Exercise prompt: Copy every line that mentions the word "vegagerdin".

--- start Input rows ---

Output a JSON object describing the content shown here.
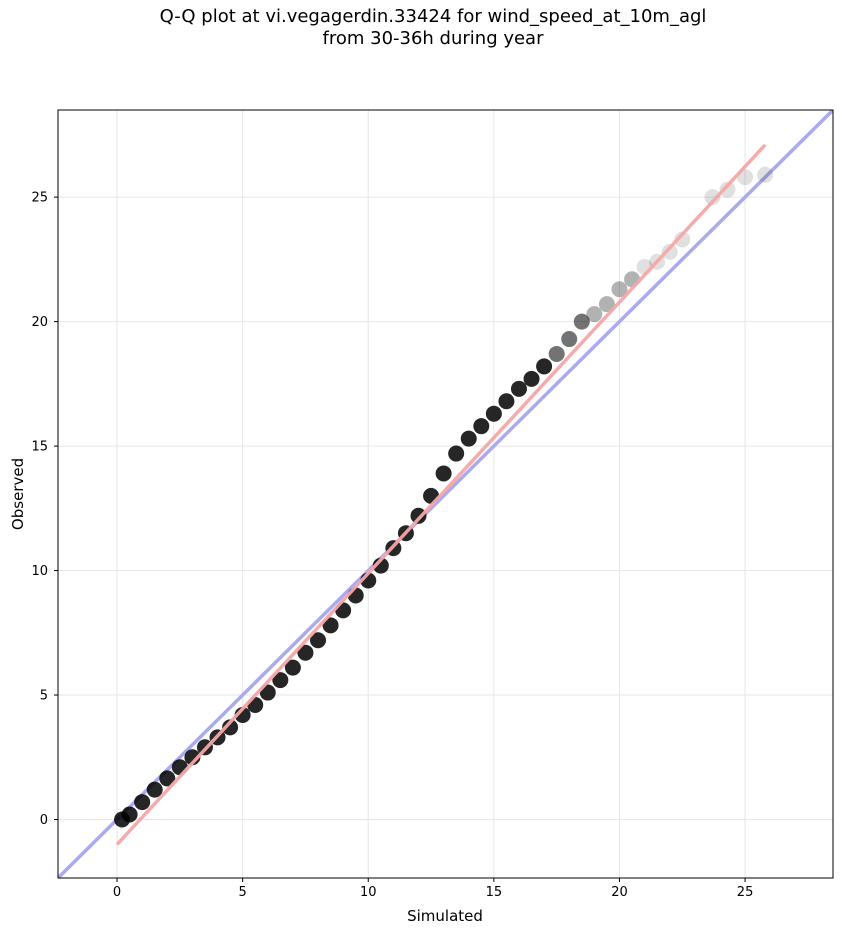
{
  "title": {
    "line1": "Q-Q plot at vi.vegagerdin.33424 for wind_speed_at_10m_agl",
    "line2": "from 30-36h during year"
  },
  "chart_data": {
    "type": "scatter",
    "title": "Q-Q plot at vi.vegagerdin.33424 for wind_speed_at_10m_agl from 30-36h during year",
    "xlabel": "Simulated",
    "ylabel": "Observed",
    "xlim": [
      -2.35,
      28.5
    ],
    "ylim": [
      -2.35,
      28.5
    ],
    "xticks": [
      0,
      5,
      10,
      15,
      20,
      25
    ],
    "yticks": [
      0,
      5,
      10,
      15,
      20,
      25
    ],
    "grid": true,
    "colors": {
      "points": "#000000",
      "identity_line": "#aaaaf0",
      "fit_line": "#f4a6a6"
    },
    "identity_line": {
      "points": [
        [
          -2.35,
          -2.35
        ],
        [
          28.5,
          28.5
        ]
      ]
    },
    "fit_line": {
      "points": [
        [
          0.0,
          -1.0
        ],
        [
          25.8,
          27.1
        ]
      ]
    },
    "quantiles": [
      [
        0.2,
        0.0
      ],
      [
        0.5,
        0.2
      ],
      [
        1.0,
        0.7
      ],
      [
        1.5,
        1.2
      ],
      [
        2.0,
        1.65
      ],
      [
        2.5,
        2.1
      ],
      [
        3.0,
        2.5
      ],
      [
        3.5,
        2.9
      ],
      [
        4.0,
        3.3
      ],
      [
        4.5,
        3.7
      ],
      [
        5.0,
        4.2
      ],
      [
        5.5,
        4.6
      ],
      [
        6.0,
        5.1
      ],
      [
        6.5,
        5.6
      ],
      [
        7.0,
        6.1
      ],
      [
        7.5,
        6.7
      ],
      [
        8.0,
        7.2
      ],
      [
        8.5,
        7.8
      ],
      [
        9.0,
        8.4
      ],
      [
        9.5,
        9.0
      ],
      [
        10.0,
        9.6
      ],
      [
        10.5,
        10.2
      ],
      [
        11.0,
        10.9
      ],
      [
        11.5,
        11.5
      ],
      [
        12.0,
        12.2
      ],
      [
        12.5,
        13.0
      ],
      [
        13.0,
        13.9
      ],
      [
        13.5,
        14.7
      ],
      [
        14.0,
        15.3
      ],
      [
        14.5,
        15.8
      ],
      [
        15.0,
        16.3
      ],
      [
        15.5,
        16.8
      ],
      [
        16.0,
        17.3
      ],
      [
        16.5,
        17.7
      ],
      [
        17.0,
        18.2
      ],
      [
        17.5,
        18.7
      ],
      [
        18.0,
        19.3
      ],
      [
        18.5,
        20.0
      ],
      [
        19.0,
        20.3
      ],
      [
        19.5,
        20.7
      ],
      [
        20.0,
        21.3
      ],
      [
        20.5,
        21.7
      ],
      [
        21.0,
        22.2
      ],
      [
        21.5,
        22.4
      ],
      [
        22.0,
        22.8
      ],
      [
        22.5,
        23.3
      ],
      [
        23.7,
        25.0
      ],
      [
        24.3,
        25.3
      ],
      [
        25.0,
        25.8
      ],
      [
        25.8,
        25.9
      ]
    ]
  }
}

--- end Input rows ---
--- start Input rows ---

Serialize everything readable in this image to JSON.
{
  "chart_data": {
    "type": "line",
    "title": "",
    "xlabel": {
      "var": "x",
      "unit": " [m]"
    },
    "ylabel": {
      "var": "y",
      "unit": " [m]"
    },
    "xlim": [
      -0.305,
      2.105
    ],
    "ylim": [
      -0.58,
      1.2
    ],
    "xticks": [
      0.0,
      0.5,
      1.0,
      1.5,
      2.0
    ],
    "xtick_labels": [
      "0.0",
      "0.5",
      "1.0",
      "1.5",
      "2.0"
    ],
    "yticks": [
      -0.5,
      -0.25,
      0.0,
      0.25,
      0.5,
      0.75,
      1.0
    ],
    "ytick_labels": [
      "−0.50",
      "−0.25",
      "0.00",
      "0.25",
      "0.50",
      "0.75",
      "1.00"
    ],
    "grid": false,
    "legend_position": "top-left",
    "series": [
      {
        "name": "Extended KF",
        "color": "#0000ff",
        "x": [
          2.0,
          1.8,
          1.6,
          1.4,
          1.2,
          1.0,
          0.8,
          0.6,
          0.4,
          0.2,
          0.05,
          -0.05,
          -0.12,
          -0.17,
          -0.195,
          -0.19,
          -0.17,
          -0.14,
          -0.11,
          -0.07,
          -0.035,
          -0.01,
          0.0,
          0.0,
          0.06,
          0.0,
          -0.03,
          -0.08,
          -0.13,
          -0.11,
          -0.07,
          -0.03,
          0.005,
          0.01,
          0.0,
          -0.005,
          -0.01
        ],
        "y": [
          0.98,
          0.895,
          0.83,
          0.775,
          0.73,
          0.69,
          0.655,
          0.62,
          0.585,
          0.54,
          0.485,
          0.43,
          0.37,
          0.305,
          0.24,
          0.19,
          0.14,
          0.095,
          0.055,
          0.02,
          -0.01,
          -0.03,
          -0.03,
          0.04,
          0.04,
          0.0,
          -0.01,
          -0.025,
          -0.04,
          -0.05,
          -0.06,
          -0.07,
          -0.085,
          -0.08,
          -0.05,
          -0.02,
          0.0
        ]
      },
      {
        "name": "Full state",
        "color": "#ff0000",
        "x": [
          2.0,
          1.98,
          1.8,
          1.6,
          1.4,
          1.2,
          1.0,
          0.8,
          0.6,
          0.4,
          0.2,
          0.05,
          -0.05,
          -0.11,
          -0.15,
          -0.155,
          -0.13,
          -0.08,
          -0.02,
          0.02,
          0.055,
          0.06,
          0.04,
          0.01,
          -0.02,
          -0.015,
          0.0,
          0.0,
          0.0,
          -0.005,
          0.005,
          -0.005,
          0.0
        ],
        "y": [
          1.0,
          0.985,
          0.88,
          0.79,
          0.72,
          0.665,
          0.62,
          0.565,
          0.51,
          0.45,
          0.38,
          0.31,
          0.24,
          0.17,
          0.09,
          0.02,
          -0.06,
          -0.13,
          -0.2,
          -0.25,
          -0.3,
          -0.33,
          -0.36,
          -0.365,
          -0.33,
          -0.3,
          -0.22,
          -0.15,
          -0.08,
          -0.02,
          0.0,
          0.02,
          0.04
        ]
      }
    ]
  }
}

--- end Input rows ---

Full answer:
    "line1": "Q-Q plot at vi.vegagerdin.33424 for wind_speed_at_10m_agl",
    "title": "Q-Q plot at vi.vegagerdin.33424 for wind_speed_at_10m_agl from 30-36h during year",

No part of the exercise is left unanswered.